- **Exercise set**
**A.** Reproduce the Yom Kippur sermon word for word, from "In the words" down to "no angels today.".
**B.** Carry on with the Yom Kippur sermon, picking up right after its final sentence.

- **Text extract**
Hungry? I certainly am – and I’m sure that having to sit and listen to a sermon makes you think about food even more. Many reasons have been giving for the custom of fasting on Yom Kippur, as well as for all the other “afflictions” that the rabbis proscribed in this day, like not wearing leather shoes or bathing.One of the reasons I find most interesting is that on this day, the holiest of the Jewish calendar when the divide between the earthly and heavenly realms is blurred, we are supposed to emulate angels.
In the words of Rabbi Loew, the Maharal of Prague, who is celebrating his 400th Yahrzeit this September: “All of the laws that God commanded us on [Yom Kippur] are designed to remove, as much as possible, a person's relationship to physicality, until he is completely like an angel." Angels are devoid of physical needs, and we are thus encouraged to put aside our own physical needs for 25 hours. Similarly it is customary to wear white on Yom Kippur, so that we even look like angels. I’ve pondered on this concept and it’s really made me think – do I really want to be like an angel? Shouldn’t I just stick to being a good old human? According to the ancient and mystical book of Enoch (2 Enoch 30-31), our purported forefather Adam was originally created as an angel, but we certainly are no angels today.

- **Recorded information**
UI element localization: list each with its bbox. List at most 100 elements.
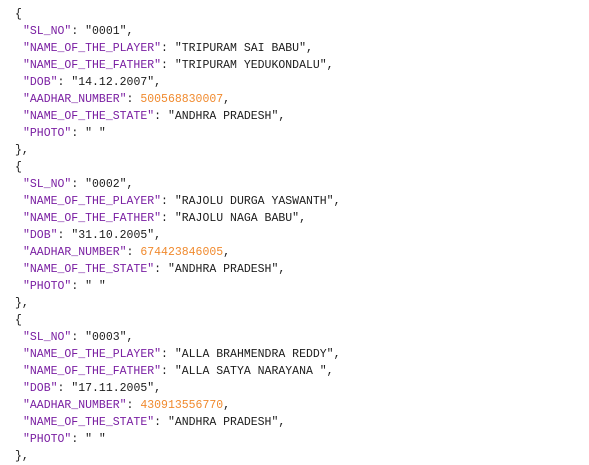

- **Outputs in order**
**A.**
In the words of Rabbi Loew, the Maharal of Prague, who is celebrating his 400th Yahrzeit this September: “All of the laws that God commanded us on [Yom Kippur] are designed to remove, as much as possible, a person's relationship to physicality, until he is completely like an angel." Angels are devoid of physical needs, and we are thus encouraged to put aside our own physical needs for 25 hours. Similarly it is customary to wear white on Yom Kippur, so that we even look like angels. I’ve pondered on this concept and it’s really made me think – do I really want to be like an angel? Shouldn’t I just stick to being a good old human? According to the ancient and mystical book of Enoch (2 Enoch 30-31), our purported forefather Adam was originally created as an angel, but we certainly are no angels today.

**B.**
In our mythical history, angels and humans didn’t really start off on the right foot. The Talmud (BT Sanhedrin 38b) tells us that God first created a group of angels and wanted to consult them on the creation of Adam. He asked them: Shall we make the human being in our image? (Which is, by the way, a clever rabbinic response to the obvious question that arises from the Torah’s use of plural when saying “in our image”) The angels, with some reservation, questioned Him: and what will his actions be like? To which God replied accordingly – giving exact detail of all future human short-comings. The angels then questioned God through a verse taken from the Book of Psalms: “What is the person that You have been mindful of him, the human that You shall take notice of him?” God, not pleased at their antagonistic attitude towards future humans, stretched out His little finger and consumed the angels by fire, and so He did to a second group of angels who had the same misgivings. Fried angel wings anybody? A third band of angels, a wiser one, told God: “What did the other angels accomplish? The world is yours, and You’re going to end up doing with it whatever you want!” Gosh, why ask in the first place then?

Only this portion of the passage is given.